◆ **PROBLEM**
Bring together all lines of the material below that contain the string "Output".

◆ **DATASET RECORDS**
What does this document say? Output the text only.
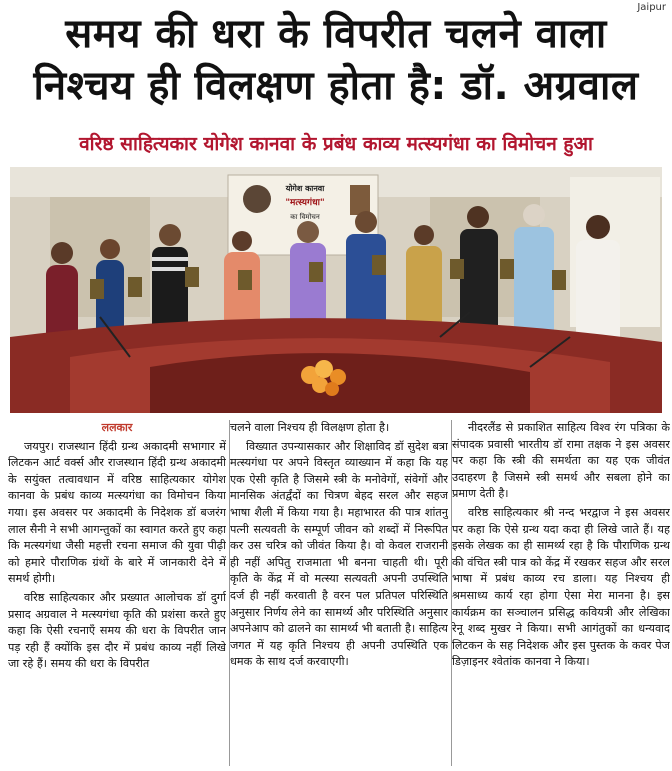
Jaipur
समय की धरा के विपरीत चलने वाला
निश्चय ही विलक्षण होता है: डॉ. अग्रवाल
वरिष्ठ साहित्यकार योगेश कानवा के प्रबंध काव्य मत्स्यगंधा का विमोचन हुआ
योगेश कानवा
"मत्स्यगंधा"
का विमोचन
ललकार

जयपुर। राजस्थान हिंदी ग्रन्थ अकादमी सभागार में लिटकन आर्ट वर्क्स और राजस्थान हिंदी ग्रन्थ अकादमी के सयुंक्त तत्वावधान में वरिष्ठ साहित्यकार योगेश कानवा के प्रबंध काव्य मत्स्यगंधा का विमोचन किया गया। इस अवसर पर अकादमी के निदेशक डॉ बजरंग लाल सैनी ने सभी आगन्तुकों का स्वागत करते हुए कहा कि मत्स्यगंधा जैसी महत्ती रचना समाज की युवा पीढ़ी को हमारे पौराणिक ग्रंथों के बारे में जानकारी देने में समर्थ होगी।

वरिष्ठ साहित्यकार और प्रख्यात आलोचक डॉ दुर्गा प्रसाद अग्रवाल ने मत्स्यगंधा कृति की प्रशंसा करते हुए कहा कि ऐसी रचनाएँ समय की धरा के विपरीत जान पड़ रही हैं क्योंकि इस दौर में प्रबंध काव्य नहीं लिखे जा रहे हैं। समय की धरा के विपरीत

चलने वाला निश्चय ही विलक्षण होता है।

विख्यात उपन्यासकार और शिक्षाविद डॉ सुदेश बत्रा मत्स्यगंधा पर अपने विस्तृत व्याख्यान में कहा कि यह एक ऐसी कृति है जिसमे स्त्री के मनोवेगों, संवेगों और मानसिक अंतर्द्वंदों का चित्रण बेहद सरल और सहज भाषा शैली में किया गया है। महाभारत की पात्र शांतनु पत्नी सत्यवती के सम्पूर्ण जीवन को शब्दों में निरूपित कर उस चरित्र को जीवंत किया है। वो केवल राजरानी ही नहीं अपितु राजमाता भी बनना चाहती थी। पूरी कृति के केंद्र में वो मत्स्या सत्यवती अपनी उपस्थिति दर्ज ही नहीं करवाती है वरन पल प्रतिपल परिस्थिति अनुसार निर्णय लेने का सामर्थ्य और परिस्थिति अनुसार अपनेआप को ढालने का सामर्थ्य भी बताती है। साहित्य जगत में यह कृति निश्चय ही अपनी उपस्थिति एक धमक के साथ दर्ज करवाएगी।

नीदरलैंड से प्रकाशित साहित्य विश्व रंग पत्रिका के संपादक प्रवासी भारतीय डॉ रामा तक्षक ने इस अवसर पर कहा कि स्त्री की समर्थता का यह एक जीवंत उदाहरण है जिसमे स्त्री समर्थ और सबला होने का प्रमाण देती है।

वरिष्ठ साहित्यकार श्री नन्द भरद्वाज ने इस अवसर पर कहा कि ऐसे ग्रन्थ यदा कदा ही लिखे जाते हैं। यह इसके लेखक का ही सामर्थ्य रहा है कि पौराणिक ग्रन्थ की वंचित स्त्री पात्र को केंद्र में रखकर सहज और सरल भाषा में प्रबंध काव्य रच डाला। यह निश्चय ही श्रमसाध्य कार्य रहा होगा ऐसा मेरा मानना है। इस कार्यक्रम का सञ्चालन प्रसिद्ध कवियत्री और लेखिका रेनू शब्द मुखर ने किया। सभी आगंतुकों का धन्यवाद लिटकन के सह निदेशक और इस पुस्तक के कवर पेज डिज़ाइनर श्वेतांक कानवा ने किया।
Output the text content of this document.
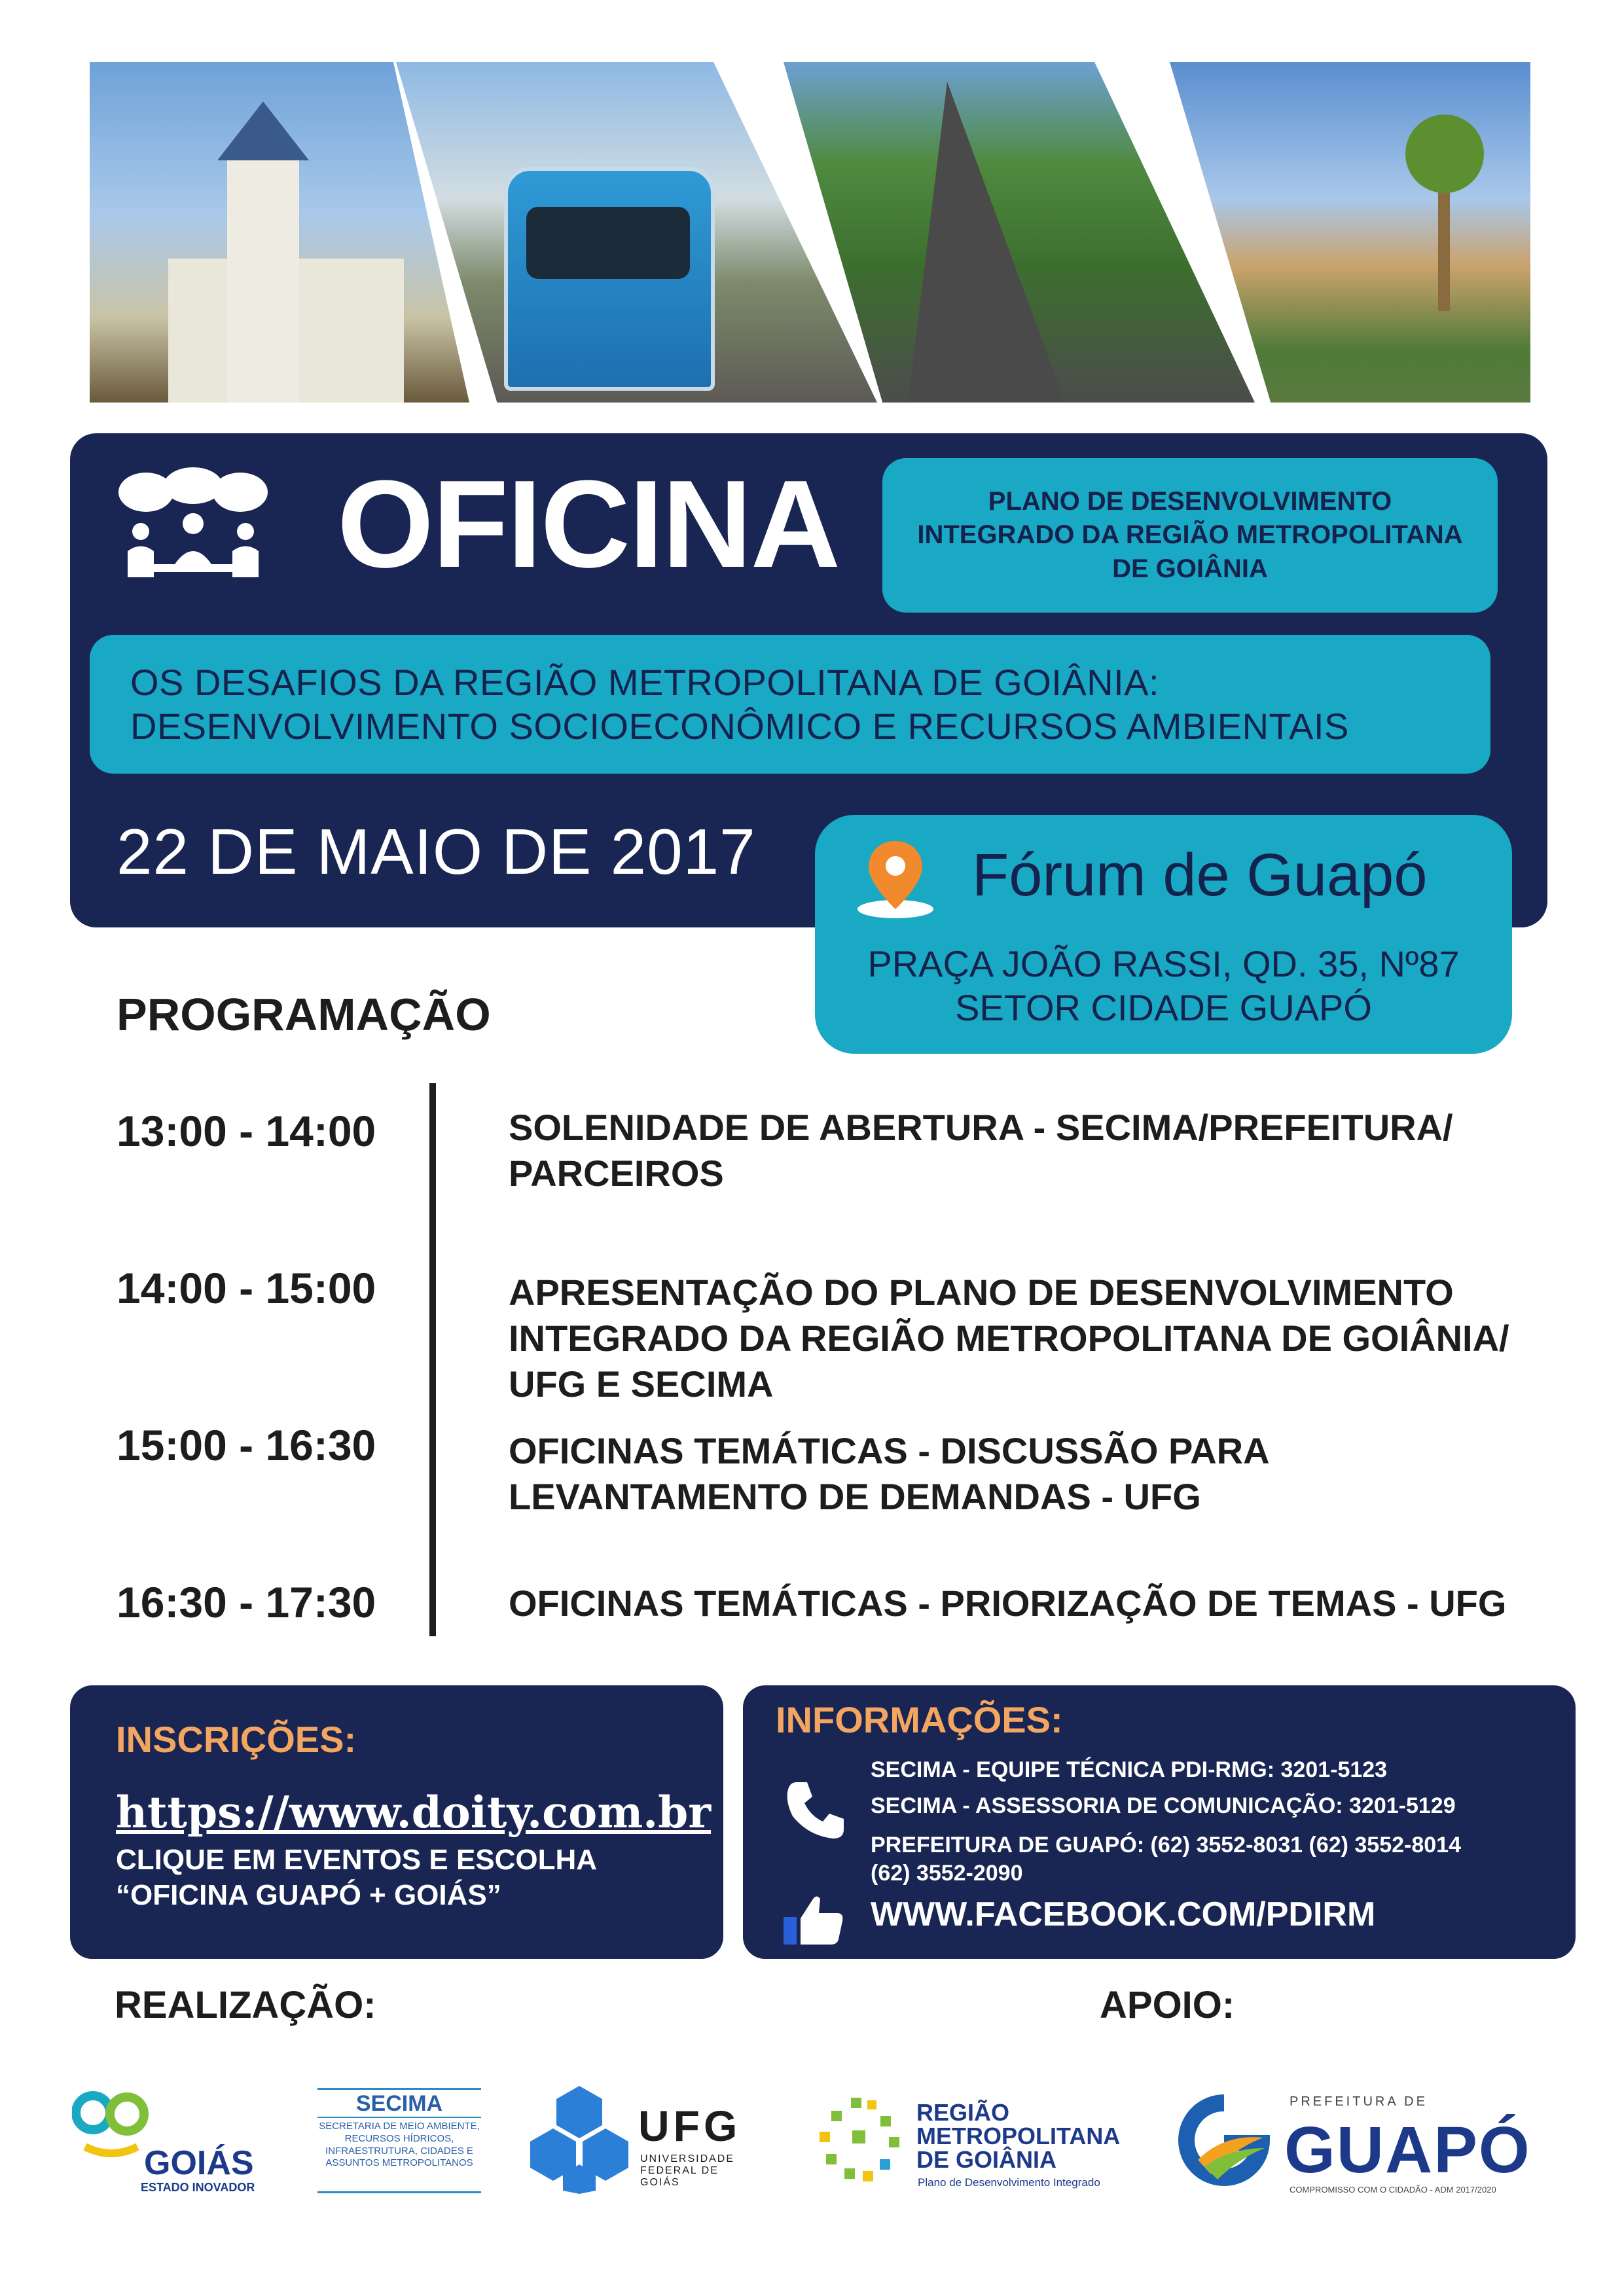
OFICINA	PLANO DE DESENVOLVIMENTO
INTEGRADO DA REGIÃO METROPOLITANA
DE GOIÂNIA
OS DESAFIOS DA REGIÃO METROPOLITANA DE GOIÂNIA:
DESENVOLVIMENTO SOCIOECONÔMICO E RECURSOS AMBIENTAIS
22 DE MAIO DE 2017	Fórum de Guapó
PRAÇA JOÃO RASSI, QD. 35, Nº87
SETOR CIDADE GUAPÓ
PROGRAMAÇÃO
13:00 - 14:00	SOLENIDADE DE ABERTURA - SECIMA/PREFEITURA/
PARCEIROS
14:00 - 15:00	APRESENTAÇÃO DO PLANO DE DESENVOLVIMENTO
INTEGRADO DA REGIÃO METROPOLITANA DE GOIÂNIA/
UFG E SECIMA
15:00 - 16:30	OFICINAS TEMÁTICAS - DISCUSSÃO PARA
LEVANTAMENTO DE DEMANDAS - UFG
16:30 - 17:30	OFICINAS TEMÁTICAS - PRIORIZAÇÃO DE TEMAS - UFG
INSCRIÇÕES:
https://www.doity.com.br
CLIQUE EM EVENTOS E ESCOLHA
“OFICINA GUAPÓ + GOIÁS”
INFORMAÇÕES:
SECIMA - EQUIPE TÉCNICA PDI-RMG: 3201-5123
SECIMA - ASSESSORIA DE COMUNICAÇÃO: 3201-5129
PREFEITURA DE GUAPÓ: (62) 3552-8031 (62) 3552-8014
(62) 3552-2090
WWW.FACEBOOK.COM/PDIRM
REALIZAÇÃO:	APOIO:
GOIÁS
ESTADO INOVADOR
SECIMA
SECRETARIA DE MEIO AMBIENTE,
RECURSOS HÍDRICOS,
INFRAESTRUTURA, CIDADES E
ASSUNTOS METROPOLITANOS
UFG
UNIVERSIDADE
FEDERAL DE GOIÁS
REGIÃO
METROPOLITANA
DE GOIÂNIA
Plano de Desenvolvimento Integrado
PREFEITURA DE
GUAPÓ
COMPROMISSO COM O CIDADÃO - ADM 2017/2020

◆ **SOLUTION TO THIS PROBLEM**
What does this document say? Output the text only.
Output the text content of this document.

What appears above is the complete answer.